» YOUR GOAL
Filter the lines below, copying only those with the string "anomaly".

Records:
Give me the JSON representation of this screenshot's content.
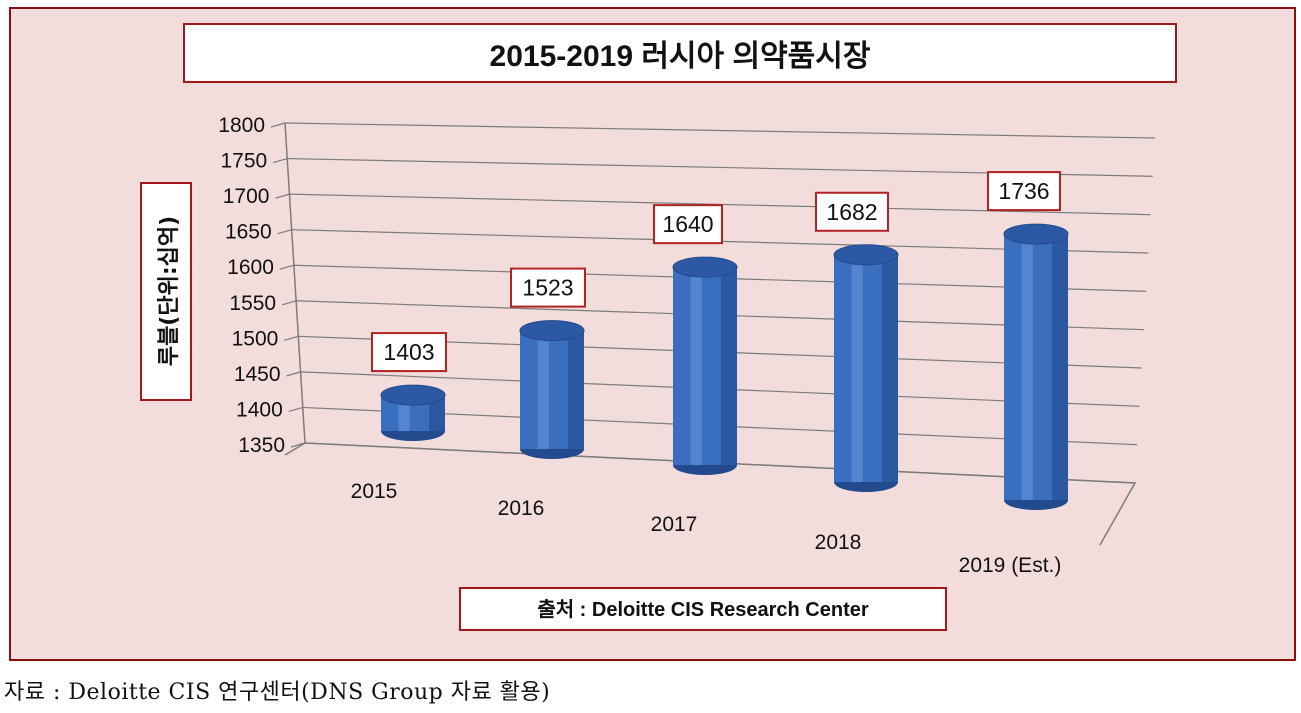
{
  "colors": {
    "panel_bg": "#f3dcdc",
    "panel_border": "#8b0f0f",
    "bar_fill": "#3a6fc0",
    "bar_top": "#2c58a4",
    "bar_edge": "#234a8c",
    "label_border": "#b22222",
    "grid_line": "#7c7c7c",
    "text": "#111111"
  },
  "chart_data": {
    "type": "bar",
    "style": "3d-cylinder",
    "title": "2015-2019 러시아 의약품시장",
    "ylabel": "루블(단위:십억)",
    "xlabel": "",
    "categories": [
      "2015",
      "2016",
      "2017",
      "2018",
      "2019 (Est.)"
    ],
    "values": [
      1403,
      1523,
      1640,
      1682,
      1736
    ],
    "data_labels": [
      "1403",
      "1523",
      "1640",
      "1682",
      "1736"
    ],
    "ylim": [
      1350,
      1800
    ],
    "yticks": [
      "1350",
      "1400",
      "1450",
      "1500",
      "1550",
      "1600",
      "1650",
      "1700",
      "1750",
      "1800"
    ],
    "grid": true,
    "legend": "none",
    "source_note": "출처 : Deloitte CIS Research Center"
  },
  "caption": "자료 : Deloitte CIS 연구센터(DNS Group 자료 활용)"
}
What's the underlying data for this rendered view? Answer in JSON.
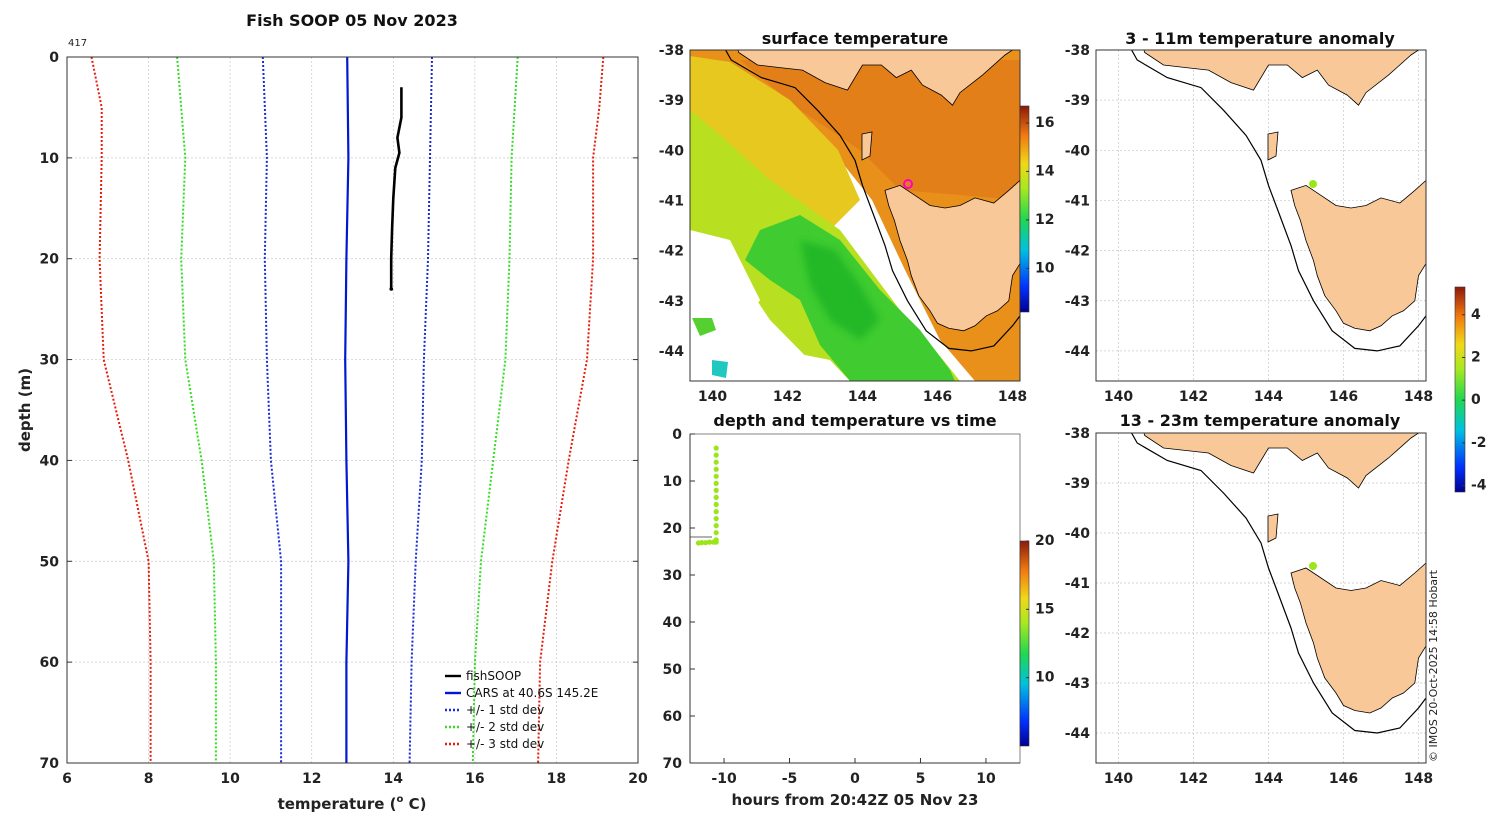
{
  "main_title": "Fish SOOP 05 Nov 2023",
  "profile_id": "417",
  "credit": "© IMOS 20-Oct-2025 14:58 Hobart",
  "colors": {
    "fish": "#000000",
    "cars": "#0018d0",
    "std1": "#1a2ad8",
    "std2": "#33dd22",
    "std3": "#e81c0c",
    "land": "#f9c898",
    "marker": "#9be61a"
  },
  "chart_data": [
    {
      "id": "profile",
      "type": "line",
      "title": "",
      "xlabel": "temperature (° C)",
      "xlabel_main": "temperature (",
      "xlabel_sup": "o",
      "xlabel_tail": " C)",
      "ylabel": "depth (m)",
      "xlim": [
        6,
        20
      ],
      "ylim": [
        0,
        70
      ],
      "y_reversed": true,
      "xticks": [
        "6",
        "8",
        "10",
        "12",
        "14",
        "16",
        "18",
        "20"
      ],
      "yticks": [
        "0",
        "10",
        "20",
        "30",
        "40",
        "50",
        "60",
        "70"
      ],
      "series": [
        {
          "name": "fishSOOP",
          "color": "#000000",
          "dash": "",
          "width": 2.6,
          "points": [
            [
              14.2,
              3
            ],
            [
              14.2,
              6
            ],
            [
              14.1,
              8
            ],
            [
              14.15,
              9.5
            ],
            [
              14.05,
              11
            ],
            [
              14.0,
              14
            ],
            [
              13.97,
              17
            ],
            [
              13.95,
              20
            ],
            [
              13.95,
              23
            ]
          ]
        },
        {
          "name": "CARS at 40.6S 145.2E",
          "color": "#0018d0",
          "dash": "",
          "width": 2.2,
          "points": [
            [
              12.87,
              0
            ],
            [
              12.9,
              10
            ],
            [
              12.85,
              20
            ],
            [
              12.82,
              30
            ],
            [
              12.85,
              40
            ],
            [
              12.9,
              50
            ],
            [
              12.85,
              60
            ],
            [
              12.85,
              70
            ]
          ]
        },
        {
          "name": "+/- 1 std dev",
          "color": "#1a2ad8",
          "dash": "2 2",
          "width": 2,
          "points": [
            [
              10.8,
              0
            ],
            [
              10.9,
              10
            ],
            [
              10.85,
              20
            ],
            [
              10.9,
              30
            ],
            [
              11.0,
              40
            ],
            [
              11.25,
              50
            ],
            [
              11.25,
              60
            ],
            [
              11.25,
              70
            ]
          ]
        },
        {
          "name": "",
          "color": "#1a2ad8",
          "dash": "2 2",
          "width": 2,
          "points": [
            [
              14.95,
              0
            ],
            [
              14.9,
              10
            ],
            [
              14.85,
              20
            ],
            [
              14.75,
              30
            ],
            [
              14.7,
              40
            ],
            [
              14.55,
              50
            ],
            [
              14.45,
              60
            ],
            [
              14.4,
              70
            ]
          ]
        },
        {
          "name": "+/- 2 std dev",
          "color": "#33dd22",
          "dash": "2 2",
          "width": 2,
          "points": [
            [
              8.7,
              0
            ],
            [
              8.9,
              10
            ],
            [
              8.8,
              20
            ],
            [
              8.9,
              30
            ],
            [
              9.3,
              40
            ],
            [
              9.6,
              50
            ],
            [
              9.65,
              60
            ],
            [
              9.65,
              70
            ]
          ]
        },
        {
          "name": "",
          "color": "#33dd22",
          "dash": "2 2",
          "width": 2,
          "points": [
            [
              17.05,
              0
            ],
            [
              16.9,
              10
            ],
            [
              16.85,
              20
            ],
            [
              16.75,
              30
            ],
            [
              16.45,
              40
            ],
            [
              16.15,
              50
            ],
            [
              16.0,
              60
            ],
            [
              15.95,
              70
            ]
          ]
        },
        {
          "name": "+/- 3 std dev",
          "color": "#e81c0c",
          "dash": "2 2",
          "width": 2,
          "points": [
            [
              6.6,
              0
            ],
            [
              6.85,
              5
            ],
            [
              6.85,
              10
            ],
            [
              6.8,
              20
            ],
            [
              6.9,
              30
            ],
            [
              7.5,
              40
            ],
            [
              8.0,
              50
            ],
            [
              8.05,
              60
            ],
            [
              8.05,
              70
            ]
          ]
        },
        {
          "name": "",
          "color": "#e81c0c",
          "dash": "2 2",
          "width": 2,
          "points": [
            [
              19.15,
              0
            ],
            [
              19.05,
              5
            ],
            [
              18.9,
              10
            ],
            [
              18.9,
              20
            ],
            [
              18.75,
              30
            ],
            [
              18.3,
              40
            ],
            [
              17.9,
              50
            ],
            [
              17.6,
              60
            ],
            [
              17.55,
              70
            ]
          ]
        }
      ]
    },
    {
      "id": "sst",
      "type": "heatmap",
      "title": "surface temperature",
      "xlim": [
        139.4,
        148.2
      ],
      "ylim": [
        -44.6,
        -38
      ],
      "xticks": [
        "140",
        "142",
        "144",
        "146",
        "148"
      ],
      "yticks": [
        "-38",
        "-39",
        "-40",
        "-41",
        "-42",
        "-43",
        "-44"
      ],
      "colorbar": {
        "min": 8.2,
        "max": 16.7,
        "ticks": [
          "10",
          "12",
          "14",
          "16"
        ]
      },
      "marker": {
        "lon": 145.2,
        "lat": -40.6
      }
    },
    {
      "id": "timeseries",
      "type": "scatter",
      "title": "depth and temperature vs time",
      "xlabel": "hours from 20:42Z 05 Nov 23",
      "xlim": [
        -12.6,
        12.6
      ],
      "ylim": [
        0,
        70
      ],
      "y_reversed": true,
      "xticks": [
        "-10",
        "-5",
        "0",
        "5",
        "10"
      ],
      "yticks": [
        "0",
        "10",
        "20",
        "30",
        "40",
        "50",
        "60",
        "70"
      ],
      "colorbar": {
        "min": 5,
        "max": 20,
        "ticks": [
          "10",
          "15",
          "20"
        ]
      },
      "points": [
        [
          -10.6,
          3
        ],
        [
          -10.6,
          4.5
        ],
        [
          -10.6,
          6
        ],
        [
          -10.6,
          7.5
        ],
        [
          -10.6,
          9
        ],
        [
          -10.6,
          10.5
        ],
        [
          -10.6,
          12
        ],
        [
          -10.6,
          13.5
        ],
        [
          -10.6,
          15
        ],
        [
          -10.6,
          16.5
        ],
        [
          -10.6,
          18
        ],
        [
          -10.6,
          19.5
        ],
        [
          -10.6,
          21
        ],
        [
          -10.6,
          22.5
        ],
        [
          -10.6,
          23
        ],
        [
          -10.8,
          23
        ],
        [
          -11.1,
          23
        ],
        [
          -11.4,
          23.1
        ],
        [
          -11.7,
          23.1
        ],
        [
          -11.95,
          23.2
        ]
      ]
    },
    {
      "id": "anom_shallow",
      "type": "heatmap",
      "title": "3 - 11m temperature anomaly",
      "xlim": [
        139.4,
        148.2
      ],
      "ylim": [
        -44.6,
        -38
      ],
      "xticks": [
        "140",
        "142",
        "144",
        "146",
        "148"
      ],
      "yticks": [
        "-38",
        "-39",
        "-40",
        "-41",
        "-42",
        "-43",
        "-44"
      ],
      "marker": {
        "lon": 145.2,
        "lat": -40.6
      }
    },
    {
      "id": "anom_deep",
      "type": "heatmap",
      "title": "13 - 23m temperature anomaly",
      "xlim": [
        139.4,
        148.2
      ],
      "ylim": [
        -44.6,
        -38
      ],
      "xticks": [
        "140",
        "142",
        "144",
        "146",
        "148"
      ],
      "yticks": [
        "-38",
        "-39",
        "-40",
        "-41",
        "-42",
        "-43",
        "-44"
      ],
      "marker": {
        "lon": 145.2,
        "lat": -40.6
      },
      "colorbar": {
        "min": -4.3,
        "max": 5.3,
        "ticks": [
          "4",
          "2",
          "0",
          "-2",
          "-4"
        ]
      }
    }
  ]
}
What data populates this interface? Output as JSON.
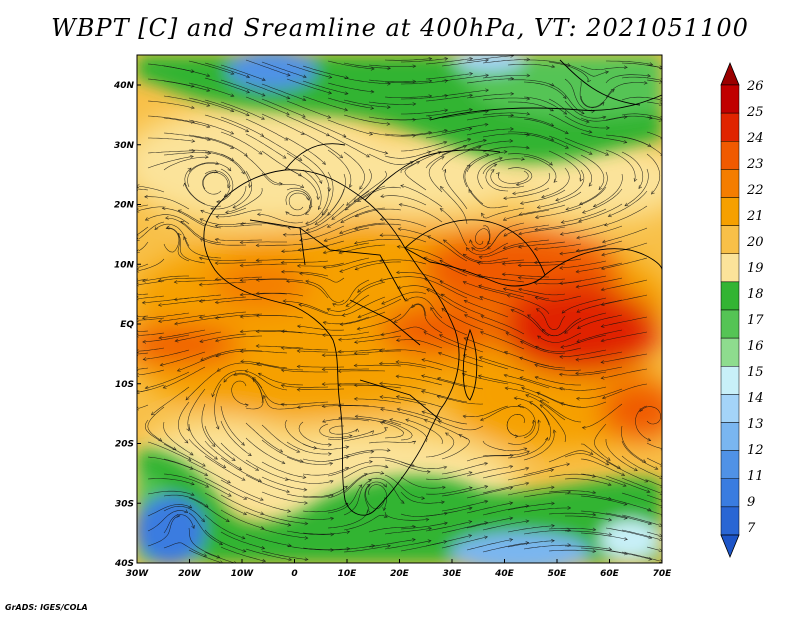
{
  "title": "WBPT [C] and Sreamline at 400hPa, VT: 2021051100",
  "credit": "GrADS: IGES/COLA",
  "lon_labels": [
    "30W",
    "20W",
    "10W",
    "0",
    "10E",
    "20E",
    "30E",
    "40E",
    "50E",
    "60E",
    "70E"
  ],
  "lat_labels": [
    "40N",
    "30N",
    "20N",
    "10N",
    "EQ",
    "10S",
    "20S",
    "30S",
    "40S"
  ],
  "colorbar": {
    "levels": [
      "26",
      "25",
      "24",
      "23",
      "22",
      "21",
      "20",
      "19",
      "18",
      "17",
      "16",
      "15",
      "14",
      "13",
      "12",
      "11",
      "9",
      "7"
    ],
    "colors": [
      "#9b0000",
      "#c00000",
      "#e02400",
      "#f05a00",
      "#f47d00",
      "#f6a000",
      "#f8c048",
      "#fbe39a",
      "#33b433",
      "#55c455",
      "#8edc8e",
      "#c8f0f8",
      "#a4d4f8",
      "#7ab6f0",
      "#5092e6",
      "#3a7ce0",
      "#2a66d4",
      "#1d55c8"
    ]
  },
  "map_regions": {
    "warm_core": "dark orange / red",
    "north_band": "green",
    "north_edge_cold": "blue",
    "southeast_cold_pool": "blue",
    "southwest_cold_pool": "blue"
  }
}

» OUTPUT FOR THIS EXERCISE
      "title": "3 - 11m temperature anomaly",
      "title": "13 - 23m temperature anomaly",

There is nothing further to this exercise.